TASK INSTRUCTIONS. Reproduce all the material exactly, minus any pictures it holds.
## START RECORDS FOR PROCESSING
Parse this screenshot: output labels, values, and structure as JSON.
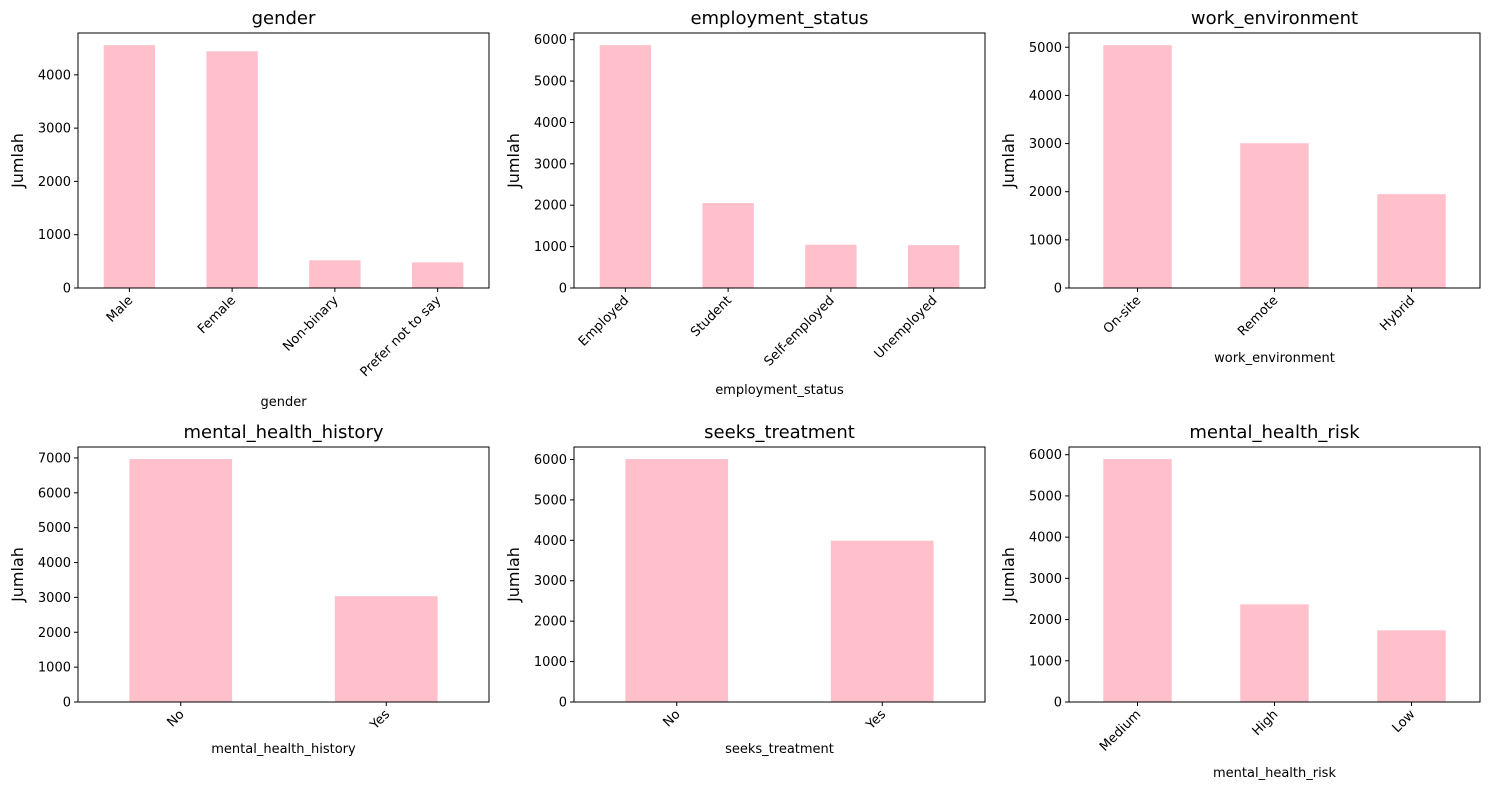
{
  "chart_data": [
    {
      "type": "bar",
      "title": "gender",
      "xlabel": "gender",
      "ylabel": "Jumlah",
      "categories": [
        "Male",
        "Female",
        "Non-binary",
        "Prefer not to say"
      ],
      "values": [
        4557,
        4442,
        520,
        481
      ],
      "ylim": [
        0,
        4785
      ],
      "yticks": [
        0,
        1000,
        2000,
        3000,
        4000
      ],
      "xtick_rotation": 45,
      "bar_color": "#ffc0cb",
      "grid": false
    },
    {
      "type": "bar",
      "title": "employment_status",
      "xlabel": "employment_status",
      "ylabel": "Jumlah",
      "categories": [
        "Employed",
        "Student",
        "Self-employed",
        "Unemployed"
      ],
      "values": [
        5868,
        2051,
        1045,
        1036
      ],
      "ylim": [
        0,
        6161
      ],
      "yticks": [
        0,
        1000,
        2000,
        3000,
        4000,
        5000,
        6000
      ],
      "xtick_rotation": 45,
      "bar_color": "#ffc0cb",
      "grid": false
    },
    {
      "type": "bar",
      "title": "work_environment",
      "xlabel": "work_environment",
      "ylabel": "Jumlah",
      "categories": [
        "On-site",
        "Remote",
        "Hybrid"
      ],
      "values": [
        5044,
        3007,
        1949
      ],
      "ylim": [
        0,
        5296
      ],
      "yticks": [
        0,
        1000,
        2000,
        3000,
        4000,
        5000
      ],
      "xtick_rotation": 45,
      "bar_color": "#ffc0cb",
      "grid": false
    },
    {
      "type": "bar",
      "title": "mental_health_history",
      "xlabel": "mental_health_history",
      "ylabel": "Jumlah",
      "categories": [
        "No",
        "Yes"
      ],
      "values": [
        6966,
        3034
      ],
      "ylim": [
        0,
        7314
      ],
      "yticks": [
        0,
        1000,
        2000,
        3000,
        4000,
        5000,
        6000,
        7000
      ],
      "xtick_rotation": 45,
      "bar_color": "#ffc0cb",
      "grid": false
    },
    {
      "type": "bar",
      "title": "seeks_treatment",
      "xlabel": "seeks_treatment",
      "ylabel": "Jumlah",
      "categories": [
        "No",
        "Yes"
      ],
      "values": [
        6009,
        3991
      ],
      "ylim": [
        0,
        6309
      ],
      "yticks": [
        0,
        1000,
        2000,
        3000,
        4000,
        5000,
        6000
      ],
      "xtick_rotation": 45,
      "bar_color": "#ffc0cb",
      "grid": false
    },
    {
      "type": "bar",
      "title": "mental_health_risk",
      "xlabel": "mental_health_risk",
      "ylabel": "Jumlah",
      "categories": [
        "Medium",
        "High",
        "Low"
      ],
      "values": [
        5892,
        2369,
        1739
      ],
      "ylim": [
        0,
        6187
      ],
      "yticks": [
        0,
        1000,
        2000,
        3000,
        4000,
        5000,
        6000
      ],
      "xtick_rotation": 45,
      "bar_color": "#ffc0cb",
      "grid": false
    }
  ]
}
## END RECORDS FOR PROCESSING
PROBLEM SOLUTION.
Parse this screenshot: output labels, values, and structure as JSON.
{
  "chart_data": [
    {
      "type": "bar",
      "title": "gender",
      "xlabel": "gender",
      "ylabel": "Jumlah",
      "categories": [
        "Male",
        "Female",
        "Non-binary",
        "Prefer not to say"
      ],
      "values": [
        4557,
        4442,
        520,
        481
      ],
      "ylim": [
        0,
        4785
      ],
      "yticks": [
        0,
        1000,
        2000,
        3000,
        4000
      ],
      "xtick_rotation": 45,
      "bar_color": "#ffc0cb",
      "grid": false
    },
    {
      "type": "bar",
      "title": "employment_status",
      "xlabel": "employment_status",
      "ylabel": "Jumlah",
      "categories": [
        "Employed",
        "Student",
        "Self-employed",
        "Unemployed"
      ],
      "values": [
        5868,
        2051,
        1045,
        1036
      ],
      "ylim": [
        0,
        6161
      ],
      "yticks": [
        0,
        1000,
        2000,
        3000,
        4000,
        5000,
        6000
      ],
      "xtick_rotation": 45,
      "bar_color": "#ffc0cb",
      "grid": false
    },
    {
      "type": "bar",
      "title": "work_environment",
      "xlabel": "work_environment",
      "ylabel": "Jumlah",
      "categories": [
        "On-site",
        "Remote",
        "Hybrid"
      ],
      "values": [
        5044,
        3007,
        1949
      ],
      "ylim": [
        0,
        5296
      ],
      "yticks": [
        0,
        1000,
        2000,
        3000,
        4000,
        5000
      ],
      "xtick_rotation": 45,
      "bar_color": "#ffc0cb",
      "grid": false
    },
    {
      "type": "bar",
      "title": "mental_health_history",
      "xlabel": "mental_health_history",
      "ylabel": "Jumlah",
      "categories": [
        "No",
        "Yes"
      ],
      "values": [
        6966,
        3034
      ],
      "ylim": [
        0,
        7314
      ],
      "yticks": [
        0,
        1000,
        2000,
        3000,
        4000,
        5000,
        6000,
        7000
      ],
      "xtick_rotation": 45,
      "bar_color": "#ffc0cb",
      "grid": false
    },
    {
      "type": "bar",
      "title": "seeks_treatment",
      "xlabel": "seeks_treatment",
      "ylabel": "Jumlah",
      "categories": [
        "No",
        "Yes"
      ],
      "values": [
        6009,
        3991
      ],
      "ylim": [
        0,
        6309
      ],
      "yticks": [
        0,
        1000,
        2000,
        3000,
        4000,
        5000,
        6000
      ],
      "xtick_rotation": 45,
      "bar_color": "#ffc0cb",
      "grid": false
    },
    {
      "type": "bar",
      "title": "mental_health_risk",
      "xlabel": "mental_health_risk",
      "ylabel": "Jumlah",
      "categories": [
        "Medium",
        "High",
        "Low"
      ],
      "values": [
        5892,
        2369,
        1739
      ],
      "ylim": [
        0,
        6187
      ],
      "yticks": [
        0,
        1000,
        2000,
        3000,
        4000,
        5000,
        6000
      ],
      "xtick_rotation": 45,
      "bar_color": "#ffc0cb",
      "grid": false
    }
  ]
}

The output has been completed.